SUPPLIED RECORDS:

%%

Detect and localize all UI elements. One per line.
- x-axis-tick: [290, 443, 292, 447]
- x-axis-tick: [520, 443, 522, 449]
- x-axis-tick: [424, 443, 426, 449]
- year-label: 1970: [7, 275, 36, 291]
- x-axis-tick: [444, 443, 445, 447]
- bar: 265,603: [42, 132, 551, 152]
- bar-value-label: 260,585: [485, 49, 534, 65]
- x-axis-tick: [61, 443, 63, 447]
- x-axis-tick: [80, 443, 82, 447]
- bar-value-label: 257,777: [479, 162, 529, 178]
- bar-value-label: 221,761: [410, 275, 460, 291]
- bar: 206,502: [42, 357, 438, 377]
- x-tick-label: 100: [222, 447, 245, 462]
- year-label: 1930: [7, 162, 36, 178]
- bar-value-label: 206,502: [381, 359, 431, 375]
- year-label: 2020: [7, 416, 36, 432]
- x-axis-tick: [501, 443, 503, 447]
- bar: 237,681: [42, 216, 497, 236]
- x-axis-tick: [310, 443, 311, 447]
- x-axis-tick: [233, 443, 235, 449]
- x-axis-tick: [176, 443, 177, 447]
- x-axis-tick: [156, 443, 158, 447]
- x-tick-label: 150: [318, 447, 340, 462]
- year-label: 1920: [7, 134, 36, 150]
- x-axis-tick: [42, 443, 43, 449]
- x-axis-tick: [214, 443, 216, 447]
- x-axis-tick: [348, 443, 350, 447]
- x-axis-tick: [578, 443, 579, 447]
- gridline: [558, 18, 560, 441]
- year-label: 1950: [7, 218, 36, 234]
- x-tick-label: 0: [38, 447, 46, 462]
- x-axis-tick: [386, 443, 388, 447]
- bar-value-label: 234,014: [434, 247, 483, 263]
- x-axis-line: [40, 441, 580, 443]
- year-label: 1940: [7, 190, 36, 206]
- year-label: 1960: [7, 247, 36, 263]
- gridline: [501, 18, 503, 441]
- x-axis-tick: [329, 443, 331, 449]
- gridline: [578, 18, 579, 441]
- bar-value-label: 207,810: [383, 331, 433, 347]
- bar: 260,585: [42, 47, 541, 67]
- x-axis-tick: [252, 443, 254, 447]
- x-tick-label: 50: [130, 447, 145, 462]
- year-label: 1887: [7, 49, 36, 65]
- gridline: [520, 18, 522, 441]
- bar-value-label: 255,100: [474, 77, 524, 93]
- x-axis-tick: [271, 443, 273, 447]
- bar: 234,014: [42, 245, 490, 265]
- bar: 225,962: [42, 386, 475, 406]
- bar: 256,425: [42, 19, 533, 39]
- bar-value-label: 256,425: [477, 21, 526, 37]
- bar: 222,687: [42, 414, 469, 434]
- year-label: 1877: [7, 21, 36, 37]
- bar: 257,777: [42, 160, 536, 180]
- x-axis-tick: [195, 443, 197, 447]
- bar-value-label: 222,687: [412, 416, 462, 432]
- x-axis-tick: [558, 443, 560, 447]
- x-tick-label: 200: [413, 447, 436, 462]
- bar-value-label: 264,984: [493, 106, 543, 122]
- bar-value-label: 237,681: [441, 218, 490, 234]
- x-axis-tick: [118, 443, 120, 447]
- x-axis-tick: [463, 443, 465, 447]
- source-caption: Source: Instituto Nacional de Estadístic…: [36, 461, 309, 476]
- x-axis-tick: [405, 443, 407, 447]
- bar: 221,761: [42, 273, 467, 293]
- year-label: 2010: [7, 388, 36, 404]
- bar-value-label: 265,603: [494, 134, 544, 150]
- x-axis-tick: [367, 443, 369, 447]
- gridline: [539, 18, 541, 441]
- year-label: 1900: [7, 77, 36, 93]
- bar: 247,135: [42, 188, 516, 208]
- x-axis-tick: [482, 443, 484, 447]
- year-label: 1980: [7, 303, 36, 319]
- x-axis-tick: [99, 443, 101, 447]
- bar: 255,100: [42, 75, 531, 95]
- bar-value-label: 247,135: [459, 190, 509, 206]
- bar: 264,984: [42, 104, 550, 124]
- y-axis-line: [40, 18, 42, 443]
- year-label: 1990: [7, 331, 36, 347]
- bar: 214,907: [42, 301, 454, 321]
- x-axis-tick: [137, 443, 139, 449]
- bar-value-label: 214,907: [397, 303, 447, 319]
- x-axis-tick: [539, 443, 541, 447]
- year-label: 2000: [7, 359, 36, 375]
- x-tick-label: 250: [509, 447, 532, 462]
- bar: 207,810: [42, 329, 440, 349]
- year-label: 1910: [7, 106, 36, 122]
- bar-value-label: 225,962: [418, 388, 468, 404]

%%

EXERCISE DIRECTIONS: Arrange every line of the data above as a numbered list, dropping any blank lines.

WRITTEN SOLUTION:
1. Detect and localize all UI elements. One per line.
2. - x-axis-tick: [290, 443, 292, 447]
3. - x-axis-tick: [520, 443, 522, 449]
4. - x-axis-tick: [424, 443, 426, 449]
5. - year-label: 1970: [7, 275, 36, 291]
6. - x-axis-tick: [444, 443, 445, 447]
7. - bar: 265,603: [42, 132, 551, 152]
8. - bar-value-label: 260,585: [485, 49, 534, 65]
9. - x-axis-tick: [61, 443, 63, 447]
10. - x-axis-tick: [80, 443, 82, 447]
11. - bar-value-label: 257,777: [479, 162, 529, 178]
12. - bar-value-label: 221,761: [410, 275, 460, 291]
13. - bar: 206,502: [42, 357, 438, 377]
14. - x-tick-label: 100: [222, 447, 245, 462]
15. - year-label: 1930: [7, 162, 36, 178]
16. - bar-value-label: 206,502: [381, 359, 431, 375]
17. - year-label: 2020: [7, 416, 36, 432]
18. - x-axis-tick: [501, 443, 503, 447]
19. - bar: 237,681: [42, 216, 497, 236]
20. - x-axis-tick: [310, 443, 311, 447]
21. - x-axis-tick: [233, 443, 235, 449]
22. - x-axis-tick: [176, 443, 177, 447]
23. - x-axis-tick: [156, 443, 158, 447]
24. - x-tick-label: 150: [318, 447, 340, 462]
25. - year-label: 1920: [7, 134, 36, 150]
26. - x-axis-tick: [42, 443, 43, 449]
27. - x-axis-tick: [214, 443, 216, 447]
28. - x-axis-tick: [348, 443, 350, 447]
29. - x-axis-tick: [578, 443, 579, 447]
30. - gridline: [558, 18, 560, 441]
31. - year-label: 1950: [7, 218, 36, 234]
32. - x-tick-label: 0: [38, 447, 46, 462]
33. - x-axis-tick: [386, 443, 388, 447]
34. - bar-value-label: 234,014: [434, 247, 483, 263]
35. - x-axis-line: [40, 441, 580, 443]
36. - year-label: 1940: [7, 190, 36, 206]
37. - year-label: 1960: [7, 247, 36, 263]
38. - gridline: [501, 18, 503, 441]
39. - x-axis-tick: [329, 443, 331, 449]
40. - gridline: [578, 18, 579, 441]
41. - bar-value-label: 207,810: [383, 331, 433, 347]
42. - bar: 260,585: [42, 47, 541, 67]
43. - x-axis-tick: [252, 443, 254, 447]
44. - x-tick-label: 50: [130, 447, 145, 462]
45. - year-label: 1887: [7, 49, 36, 65]
46. - gridline: [520, 18, 522, 441]
47. - bar-value-label: 255,100: [474, 77, 524, 93]
48. - x-axis-tick: [271, 443, 273, 447]
49. - bar: 234,014: [42, 245, 490, 265]
50. - bar: 225,962: [42, 386, 475, 406]
51. - bar: 256,425: [42, 19, 533, 39]
52. - bar-value-label: 256,425: [477, 21, 526, 37]
53. - bar: 222,687: [42, 414, 469, 434]
54. - year-label: 1877: [7, 21, 36, 37]
55. - bar: 257,777: [42, 160, 536, 180]
56. - x-axis-tick: [195, 443, 197, 447]
57. - bar-value-label: 222,687: [412, 416, 462, 432]
58. - x-axis-tick: [558, 443, 560, 447]
59. - x-tick-label: 200: [413, 447, 436, 462]
60. - bar-value-label: 264,984: [493, 106, 543, 122]
61. - bar-value-label: 237,681: [441, 218, 490, 234]
62. - x-axis-tick: [118, 443, 120, 447]
63. - x-axis-tick: [463, 443, 465, 447]
64. - source-caption: Source: Instituto Nacional de Estadístic…: [36, 461, 309, 476]
65. - x-axis-tick: [405, 443, 407, 447]
66. - bar: 221,761: [42, 273, 467, 293]
67. - year-label: 2010: [7, 388, 36, 404]
68. - bar-value-label: 265,603: [494, 134, 544, 150]
69. - x-axis-tick: [367, 443, 369, 447]
70. - gridline: [539, 18, 541, 441]
71. - year-label: 1900: [7, 77, 36, 93]
72. - bar: 247,135: [42, 188, 516, 208]
73. - x-axis-tick: [482, 443, 484, 447]
74. - year-label: 1980: [7, 303, 36, 319]
75. - x-axis-tick: [99, 443, 101, 447]
76. - bar: 255,100: [42, 75, 531, 95]
77. - bar-value-label: 247,135: [459, 190, 509, 206]
78. - bar: 264,984: [42, 104, 550, 124]
79. - y-axis-line: [40, 18, 42, 443]
80. - year-label: 1990: [7, 331, 36, 347]
81. - bar: 214,907: [42, 301, 454, 321]
82. - x-axis-tick: [137, 443, 139, 449]
83. - bar-value-label: 214,907: [397, 303, 447, 319]
84. - x-axis-tick: [539, 443, 541, 447]
85. - year-label: 2000: [7, 359, 36, 375]
86. - x-tick-label: 250: [509, 447, 532, 462]
87. - bar: 207,810: [42, 329, 440, 349]
88. - year-label: 1910: [7, 106, 36, 122]
89. - bar-value-label: 225,962: [418, 388, 468, 404]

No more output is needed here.